TASK GOAL »
Your answer should be one number: how many lines of the records hold the string "kanser".

═════ DATA ═════

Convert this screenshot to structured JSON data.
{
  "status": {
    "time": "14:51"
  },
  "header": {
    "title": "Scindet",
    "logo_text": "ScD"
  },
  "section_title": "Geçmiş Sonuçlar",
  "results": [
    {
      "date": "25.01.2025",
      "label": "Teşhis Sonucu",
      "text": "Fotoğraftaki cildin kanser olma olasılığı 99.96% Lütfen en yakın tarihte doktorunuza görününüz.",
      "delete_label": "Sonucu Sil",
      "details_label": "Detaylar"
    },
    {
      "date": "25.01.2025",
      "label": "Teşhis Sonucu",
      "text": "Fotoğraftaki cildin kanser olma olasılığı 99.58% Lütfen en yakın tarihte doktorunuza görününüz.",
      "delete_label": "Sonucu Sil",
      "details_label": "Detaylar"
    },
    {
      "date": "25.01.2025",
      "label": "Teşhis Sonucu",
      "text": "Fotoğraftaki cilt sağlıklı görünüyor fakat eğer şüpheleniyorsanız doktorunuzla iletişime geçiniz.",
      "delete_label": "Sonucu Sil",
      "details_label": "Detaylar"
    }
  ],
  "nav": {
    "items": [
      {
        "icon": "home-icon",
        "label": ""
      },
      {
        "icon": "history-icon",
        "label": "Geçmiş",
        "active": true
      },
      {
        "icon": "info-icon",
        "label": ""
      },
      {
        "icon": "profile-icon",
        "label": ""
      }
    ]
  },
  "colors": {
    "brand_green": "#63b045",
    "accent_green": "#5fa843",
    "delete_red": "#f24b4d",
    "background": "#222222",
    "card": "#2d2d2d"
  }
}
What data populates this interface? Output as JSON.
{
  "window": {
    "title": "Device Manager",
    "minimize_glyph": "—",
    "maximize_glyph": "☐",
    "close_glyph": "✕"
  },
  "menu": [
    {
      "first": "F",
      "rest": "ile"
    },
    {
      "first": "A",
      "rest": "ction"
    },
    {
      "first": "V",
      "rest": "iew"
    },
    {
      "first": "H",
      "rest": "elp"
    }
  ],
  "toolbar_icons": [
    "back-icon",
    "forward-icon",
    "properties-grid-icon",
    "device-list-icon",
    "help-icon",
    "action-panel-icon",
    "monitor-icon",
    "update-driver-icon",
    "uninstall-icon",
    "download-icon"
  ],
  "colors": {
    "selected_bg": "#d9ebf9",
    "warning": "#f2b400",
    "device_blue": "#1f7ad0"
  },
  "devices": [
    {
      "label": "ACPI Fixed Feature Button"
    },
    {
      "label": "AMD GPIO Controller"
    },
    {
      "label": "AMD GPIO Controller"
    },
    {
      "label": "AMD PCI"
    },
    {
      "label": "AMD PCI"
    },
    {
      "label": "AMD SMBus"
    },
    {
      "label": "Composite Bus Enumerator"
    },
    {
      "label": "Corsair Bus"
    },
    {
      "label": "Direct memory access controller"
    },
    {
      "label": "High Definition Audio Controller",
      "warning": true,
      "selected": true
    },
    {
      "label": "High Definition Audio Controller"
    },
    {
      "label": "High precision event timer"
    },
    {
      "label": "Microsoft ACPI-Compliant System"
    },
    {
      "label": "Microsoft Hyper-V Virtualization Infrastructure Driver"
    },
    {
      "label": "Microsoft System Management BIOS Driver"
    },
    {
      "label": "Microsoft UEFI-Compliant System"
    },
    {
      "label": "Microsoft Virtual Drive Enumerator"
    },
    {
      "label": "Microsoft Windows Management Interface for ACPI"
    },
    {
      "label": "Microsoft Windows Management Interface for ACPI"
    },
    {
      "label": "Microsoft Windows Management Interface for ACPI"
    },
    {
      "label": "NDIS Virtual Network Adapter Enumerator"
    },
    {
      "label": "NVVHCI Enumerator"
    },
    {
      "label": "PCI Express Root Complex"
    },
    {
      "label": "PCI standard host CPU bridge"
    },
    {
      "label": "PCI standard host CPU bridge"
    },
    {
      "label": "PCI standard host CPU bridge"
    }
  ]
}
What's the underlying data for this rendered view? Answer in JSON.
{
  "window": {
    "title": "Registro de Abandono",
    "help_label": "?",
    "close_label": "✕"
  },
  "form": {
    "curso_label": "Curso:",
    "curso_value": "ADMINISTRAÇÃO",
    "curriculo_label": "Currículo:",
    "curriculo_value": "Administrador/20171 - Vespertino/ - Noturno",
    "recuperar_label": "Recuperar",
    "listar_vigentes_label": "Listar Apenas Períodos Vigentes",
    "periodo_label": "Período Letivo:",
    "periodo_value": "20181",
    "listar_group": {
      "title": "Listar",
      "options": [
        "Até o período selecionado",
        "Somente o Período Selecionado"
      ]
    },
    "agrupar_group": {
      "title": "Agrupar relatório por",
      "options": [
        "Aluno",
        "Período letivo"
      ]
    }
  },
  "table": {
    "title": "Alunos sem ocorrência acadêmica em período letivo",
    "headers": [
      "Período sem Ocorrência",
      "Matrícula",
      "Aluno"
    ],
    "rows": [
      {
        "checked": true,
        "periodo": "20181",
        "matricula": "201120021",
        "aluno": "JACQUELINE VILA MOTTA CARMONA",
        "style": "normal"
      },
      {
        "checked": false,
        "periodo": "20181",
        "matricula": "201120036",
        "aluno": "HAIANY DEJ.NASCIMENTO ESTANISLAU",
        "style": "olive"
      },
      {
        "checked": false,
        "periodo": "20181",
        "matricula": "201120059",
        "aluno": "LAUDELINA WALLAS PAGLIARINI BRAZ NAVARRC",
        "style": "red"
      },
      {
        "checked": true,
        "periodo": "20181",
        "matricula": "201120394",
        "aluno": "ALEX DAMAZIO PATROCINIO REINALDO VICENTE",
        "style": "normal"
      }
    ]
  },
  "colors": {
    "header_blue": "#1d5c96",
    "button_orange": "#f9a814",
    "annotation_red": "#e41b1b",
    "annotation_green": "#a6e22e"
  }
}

═════

RESPONSE TO THE TASK »
2